What is asked>
Identify the lines bearing the string "jours" and gather them.

Records for processing>
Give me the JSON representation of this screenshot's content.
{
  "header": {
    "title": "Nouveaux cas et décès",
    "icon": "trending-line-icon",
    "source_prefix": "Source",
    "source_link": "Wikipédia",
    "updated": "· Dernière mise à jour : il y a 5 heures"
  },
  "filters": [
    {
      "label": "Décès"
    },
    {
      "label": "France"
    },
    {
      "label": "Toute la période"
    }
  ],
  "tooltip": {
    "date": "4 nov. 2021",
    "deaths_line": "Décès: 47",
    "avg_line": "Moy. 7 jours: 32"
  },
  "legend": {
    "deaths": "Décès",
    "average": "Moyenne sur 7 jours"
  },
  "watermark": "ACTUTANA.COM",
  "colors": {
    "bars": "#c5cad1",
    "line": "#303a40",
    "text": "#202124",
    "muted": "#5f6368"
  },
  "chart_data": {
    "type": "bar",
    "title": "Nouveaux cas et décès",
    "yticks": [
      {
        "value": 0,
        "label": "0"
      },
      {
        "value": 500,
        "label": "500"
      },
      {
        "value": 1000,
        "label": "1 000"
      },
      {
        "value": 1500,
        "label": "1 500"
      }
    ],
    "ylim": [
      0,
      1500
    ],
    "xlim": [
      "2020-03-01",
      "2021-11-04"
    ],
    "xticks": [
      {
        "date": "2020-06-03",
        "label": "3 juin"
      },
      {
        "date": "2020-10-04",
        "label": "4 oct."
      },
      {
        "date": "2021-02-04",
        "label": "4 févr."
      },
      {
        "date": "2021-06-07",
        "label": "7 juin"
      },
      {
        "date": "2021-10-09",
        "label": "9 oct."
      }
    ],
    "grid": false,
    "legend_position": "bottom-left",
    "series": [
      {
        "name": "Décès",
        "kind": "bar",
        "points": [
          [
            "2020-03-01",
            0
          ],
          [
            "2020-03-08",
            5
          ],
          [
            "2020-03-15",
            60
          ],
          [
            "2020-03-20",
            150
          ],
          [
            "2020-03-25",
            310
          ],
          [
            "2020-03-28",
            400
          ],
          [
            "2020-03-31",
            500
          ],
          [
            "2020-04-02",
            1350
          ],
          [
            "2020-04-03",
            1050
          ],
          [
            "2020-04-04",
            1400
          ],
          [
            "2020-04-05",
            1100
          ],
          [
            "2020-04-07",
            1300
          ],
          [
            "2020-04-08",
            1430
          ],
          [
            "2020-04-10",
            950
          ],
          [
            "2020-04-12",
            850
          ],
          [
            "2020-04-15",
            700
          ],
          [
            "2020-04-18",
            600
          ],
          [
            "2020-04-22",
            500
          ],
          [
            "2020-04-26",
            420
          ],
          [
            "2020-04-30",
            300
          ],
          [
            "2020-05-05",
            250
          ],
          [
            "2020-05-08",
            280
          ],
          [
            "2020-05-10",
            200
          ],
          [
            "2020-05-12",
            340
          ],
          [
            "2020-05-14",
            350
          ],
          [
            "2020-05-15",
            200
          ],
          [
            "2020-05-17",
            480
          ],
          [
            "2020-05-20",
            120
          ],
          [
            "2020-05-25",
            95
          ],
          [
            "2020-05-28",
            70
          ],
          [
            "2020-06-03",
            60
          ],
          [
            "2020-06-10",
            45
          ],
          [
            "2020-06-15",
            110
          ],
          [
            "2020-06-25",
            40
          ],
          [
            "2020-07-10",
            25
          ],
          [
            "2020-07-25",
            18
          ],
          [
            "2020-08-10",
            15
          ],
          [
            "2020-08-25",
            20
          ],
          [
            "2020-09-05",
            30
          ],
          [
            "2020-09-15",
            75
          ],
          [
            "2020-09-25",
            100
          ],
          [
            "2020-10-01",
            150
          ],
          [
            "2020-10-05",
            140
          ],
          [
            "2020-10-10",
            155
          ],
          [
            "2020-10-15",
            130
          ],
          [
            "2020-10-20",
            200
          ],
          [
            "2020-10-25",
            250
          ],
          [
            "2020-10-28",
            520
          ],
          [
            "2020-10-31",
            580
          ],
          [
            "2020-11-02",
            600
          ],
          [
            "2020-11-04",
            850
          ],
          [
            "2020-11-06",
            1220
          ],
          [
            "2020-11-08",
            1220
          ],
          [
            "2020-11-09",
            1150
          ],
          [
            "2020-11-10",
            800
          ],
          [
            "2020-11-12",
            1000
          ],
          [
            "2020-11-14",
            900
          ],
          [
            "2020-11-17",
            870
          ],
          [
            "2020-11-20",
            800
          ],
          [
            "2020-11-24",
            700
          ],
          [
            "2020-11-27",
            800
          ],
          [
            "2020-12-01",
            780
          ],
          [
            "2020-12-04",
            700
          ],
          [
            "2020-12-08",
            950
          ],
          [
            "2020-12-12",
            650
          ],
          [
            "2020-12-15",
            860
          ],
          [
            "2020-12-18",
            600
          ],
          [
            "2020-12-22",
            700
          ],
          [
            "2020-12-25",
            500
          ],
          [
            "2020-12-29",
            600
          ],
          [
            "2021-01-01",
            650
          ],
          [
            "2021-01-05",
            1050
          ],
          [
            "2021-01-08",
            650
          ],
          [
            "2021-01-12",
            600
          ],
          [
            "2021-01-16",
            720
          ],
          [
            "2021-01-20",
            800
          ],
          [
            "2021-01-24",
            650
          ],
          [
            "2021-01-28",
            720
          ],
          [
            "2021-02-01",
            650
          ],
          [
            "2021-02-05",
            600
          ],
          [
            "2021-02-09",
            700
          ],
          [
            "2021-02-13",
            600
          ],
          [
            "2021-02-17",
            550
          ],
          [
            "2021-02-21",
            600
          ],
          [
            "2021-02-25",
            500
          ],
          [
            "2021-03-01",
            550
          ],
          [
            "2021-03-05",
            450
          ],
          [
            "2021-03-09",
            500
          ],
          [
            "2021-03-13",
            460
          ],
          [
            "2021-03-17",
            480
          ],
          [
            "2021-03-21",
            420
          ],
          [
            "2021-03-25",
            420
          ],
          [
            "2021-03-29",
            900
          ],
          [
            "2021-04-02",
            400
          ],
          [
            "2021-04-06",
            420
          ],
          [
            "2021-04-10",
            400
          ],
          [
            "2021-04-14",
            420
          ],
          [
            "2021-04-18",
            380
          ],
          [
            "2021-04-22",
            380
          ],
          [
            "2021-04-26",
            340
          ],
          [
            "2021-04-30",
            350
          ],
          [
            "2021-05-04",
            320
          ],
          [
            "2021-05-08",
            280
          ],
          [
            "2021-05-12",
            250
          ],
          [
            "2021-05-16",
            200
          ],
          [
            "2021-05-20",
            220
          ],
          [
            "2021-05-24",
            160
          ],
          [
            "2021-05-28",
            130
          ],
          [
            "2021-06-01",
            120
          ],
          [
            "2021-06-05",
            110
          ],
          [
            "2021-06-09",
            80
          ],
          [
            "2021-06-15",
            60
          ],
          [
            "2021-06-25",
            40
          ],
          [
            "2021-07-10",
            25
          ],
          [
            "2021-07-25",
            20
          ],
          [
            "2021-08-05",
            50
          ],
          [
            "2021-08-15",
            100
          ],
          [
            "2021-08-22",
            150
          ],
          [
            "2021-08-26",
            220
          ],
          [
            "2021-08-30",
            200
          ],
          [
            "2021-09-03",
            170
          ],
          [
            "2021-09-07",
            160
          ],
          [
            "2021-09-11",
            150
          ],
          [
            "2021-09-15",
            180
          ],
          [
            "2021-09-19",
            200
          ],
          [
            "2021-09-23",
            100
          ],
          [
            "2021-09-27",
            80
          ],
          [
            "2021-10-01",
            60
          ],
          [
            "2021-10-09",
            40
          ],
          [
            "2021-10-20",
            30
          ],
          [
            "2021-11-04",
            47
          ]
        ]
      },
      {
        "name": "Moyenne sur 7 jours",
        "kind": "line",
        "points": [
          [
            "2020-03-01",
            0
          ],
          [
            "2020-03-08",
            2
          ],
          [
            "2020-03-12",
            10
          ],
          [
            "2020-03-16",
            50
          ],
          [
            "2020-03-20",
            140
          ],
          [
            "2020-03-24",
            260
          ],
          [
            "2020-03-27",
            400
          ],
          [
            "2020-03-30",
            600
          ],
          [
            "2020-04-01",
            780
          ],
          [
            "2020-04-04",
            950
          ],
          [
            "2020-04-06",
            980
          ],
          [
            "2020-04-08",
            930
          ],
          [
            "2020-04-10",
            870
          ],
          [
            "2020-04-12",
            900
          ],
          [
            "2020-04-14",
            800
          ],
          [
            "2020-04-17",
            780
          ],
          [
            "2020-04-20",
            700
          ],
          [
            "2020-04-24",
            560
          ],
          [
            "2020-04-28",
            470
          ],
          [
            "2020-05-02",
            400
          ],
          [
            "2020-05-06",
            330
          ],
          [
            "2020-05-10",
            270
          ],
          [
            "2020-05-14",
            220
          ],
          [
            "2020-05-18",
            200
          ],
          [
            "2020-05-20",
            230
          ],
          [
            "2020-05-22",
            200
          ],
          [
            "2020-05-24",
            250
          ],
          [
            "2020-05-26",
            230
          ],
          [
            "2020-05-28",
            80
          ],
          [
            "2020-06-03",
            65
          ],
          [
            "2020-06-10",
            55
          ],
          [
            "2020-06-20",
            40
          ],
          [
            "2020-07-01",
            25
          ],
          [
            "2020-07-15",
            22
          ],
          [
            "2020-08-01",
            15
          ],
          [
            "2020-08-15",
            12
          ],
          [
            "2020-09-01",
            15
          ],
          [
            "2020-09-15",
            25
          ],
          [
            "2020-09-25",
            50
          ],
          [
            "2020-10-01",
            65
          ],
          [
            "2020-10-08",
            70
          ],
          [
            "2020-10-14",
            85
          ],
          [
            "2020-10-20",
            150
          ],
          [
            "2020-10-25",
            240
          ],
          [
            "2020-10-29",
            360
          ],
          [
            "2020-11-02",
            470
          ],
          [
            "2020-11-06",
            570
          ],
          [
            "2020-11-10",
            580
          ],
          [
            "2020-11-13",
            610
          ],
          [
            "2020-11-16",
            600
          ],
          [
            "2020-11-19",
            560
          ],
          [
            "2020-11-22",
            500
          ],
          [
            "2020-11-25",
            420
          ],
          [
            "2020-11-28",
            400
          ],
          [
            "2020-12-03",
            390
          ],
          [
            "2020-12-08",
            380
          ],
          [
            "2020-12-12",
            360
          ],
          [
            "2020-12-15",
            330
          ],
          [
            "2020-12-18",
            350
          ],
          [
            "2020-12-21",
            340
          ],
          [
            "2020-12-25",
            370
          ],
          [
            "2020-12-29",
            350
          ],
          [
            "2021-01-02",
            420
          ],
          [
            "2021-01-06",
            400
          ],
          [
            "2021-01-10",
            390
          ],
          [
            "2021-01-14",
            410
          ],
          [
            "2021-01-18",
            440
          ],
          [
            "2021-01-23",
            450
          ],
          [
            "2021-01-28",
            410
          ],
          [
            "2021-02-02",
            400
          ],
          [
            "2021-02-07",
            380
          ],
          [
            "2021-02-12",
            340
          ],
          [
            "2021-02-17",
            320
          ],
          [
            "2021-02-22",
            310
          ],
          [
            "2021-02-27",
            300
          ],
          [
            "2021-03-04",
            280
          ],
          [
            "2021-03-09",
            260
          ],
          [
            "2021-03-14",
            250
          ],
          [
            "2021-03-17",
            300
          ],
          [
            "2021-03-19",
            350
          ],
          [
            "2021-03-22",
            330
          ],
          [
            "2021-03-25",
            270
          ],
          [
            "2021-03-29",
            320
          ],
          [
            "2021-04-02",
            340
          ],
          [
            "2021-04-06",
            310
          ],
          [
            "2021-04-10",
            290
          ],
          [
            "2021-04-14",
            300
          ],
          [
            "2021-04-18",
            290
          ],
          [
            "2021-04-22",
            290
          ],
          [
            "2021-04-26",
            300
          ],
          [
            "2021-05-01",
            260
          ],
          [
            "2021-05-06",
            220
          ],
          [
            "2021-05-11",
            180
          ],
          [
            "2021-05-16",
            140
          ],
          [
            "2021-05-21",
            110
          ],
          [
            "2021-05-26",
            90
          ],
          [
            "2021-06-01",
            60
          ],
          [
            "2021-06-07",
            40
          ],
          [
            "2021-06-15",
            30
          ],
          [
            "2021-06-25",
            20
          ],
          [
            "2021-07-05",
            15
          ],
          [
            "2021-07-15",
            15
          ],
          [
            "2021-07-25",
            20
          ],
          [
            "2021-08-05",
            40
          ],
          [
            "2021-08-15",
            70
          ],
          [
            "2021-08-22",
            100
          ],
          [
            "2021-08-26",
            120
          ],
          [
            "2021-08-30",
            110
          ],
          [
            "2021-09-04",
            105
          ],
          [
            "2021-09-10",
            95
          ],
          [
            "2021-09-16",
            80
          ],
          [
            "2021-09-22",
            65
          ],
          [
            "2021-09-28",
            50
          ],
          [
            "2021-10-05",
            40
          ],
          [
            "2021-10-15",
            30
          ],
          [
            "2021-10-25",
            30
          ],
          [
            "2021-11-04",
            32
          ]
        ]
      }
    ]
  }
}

Task response>
    "avg_line": "Moy. 7 jours: 32"
    "average": "Moyenne sur 7 jours"
        "name": "Moyenne sur 7 jours",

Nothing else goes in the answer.